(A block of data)
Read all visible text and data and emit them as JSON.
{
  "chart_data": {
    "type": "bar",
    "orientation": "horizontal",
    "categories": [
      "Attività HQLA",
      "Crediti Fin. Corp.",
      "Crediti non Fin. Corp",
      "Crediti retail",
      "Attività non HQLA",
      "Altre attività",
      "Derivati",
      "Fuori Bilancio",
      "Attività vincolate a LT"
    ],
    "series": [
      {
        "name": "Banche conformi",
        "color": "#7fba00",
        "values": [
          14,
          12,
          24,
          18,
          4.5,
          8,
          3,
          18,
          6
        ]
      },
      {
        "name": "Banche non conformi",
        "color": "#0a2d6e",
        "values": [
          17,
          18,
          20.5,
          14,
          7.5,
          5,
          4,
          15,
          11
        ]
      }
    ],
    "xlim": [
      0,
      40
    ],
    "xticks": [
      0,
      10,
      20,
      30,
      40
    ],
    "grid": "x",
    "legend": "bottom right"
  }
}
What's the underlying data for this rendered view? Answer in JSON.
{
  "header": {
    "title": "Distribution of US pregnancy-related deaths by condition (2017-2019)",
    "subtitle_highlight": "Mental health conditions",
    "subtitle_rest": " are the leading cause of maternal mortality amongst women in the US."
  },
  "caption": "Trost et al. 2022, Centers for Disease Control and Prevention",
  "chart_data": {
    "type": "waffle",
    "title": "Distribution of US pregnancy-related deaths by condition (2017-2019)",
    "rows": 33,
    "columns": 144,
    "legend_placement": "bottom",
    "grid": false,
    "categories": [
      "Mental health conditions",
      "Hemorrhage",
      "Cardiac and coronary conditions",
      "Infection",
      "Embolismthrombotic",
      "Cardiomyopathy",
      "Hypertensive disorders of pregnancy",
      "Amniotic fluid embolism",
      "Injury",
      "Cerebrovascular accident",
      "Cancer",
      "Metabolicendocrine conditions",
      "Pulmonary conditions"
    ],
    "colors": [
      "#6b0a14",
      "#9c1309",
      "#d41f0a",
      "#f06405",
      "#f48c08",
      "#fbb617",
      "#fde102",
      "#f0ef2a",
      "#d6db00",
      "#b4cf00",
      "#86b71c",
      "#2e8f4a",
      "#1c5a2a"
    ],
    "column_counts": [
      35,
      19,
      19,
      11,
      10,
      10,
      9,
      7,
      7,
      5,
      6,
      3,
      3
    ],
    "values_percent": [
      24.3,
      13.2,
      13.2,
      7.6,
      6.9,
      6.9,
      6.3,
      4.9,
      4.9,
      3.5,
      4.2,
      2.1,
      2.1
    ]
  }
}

◆ **What to produce**:
Give the number of lines containing the word "Corp". No other answer is needed.

◆ **Exercise result**:
2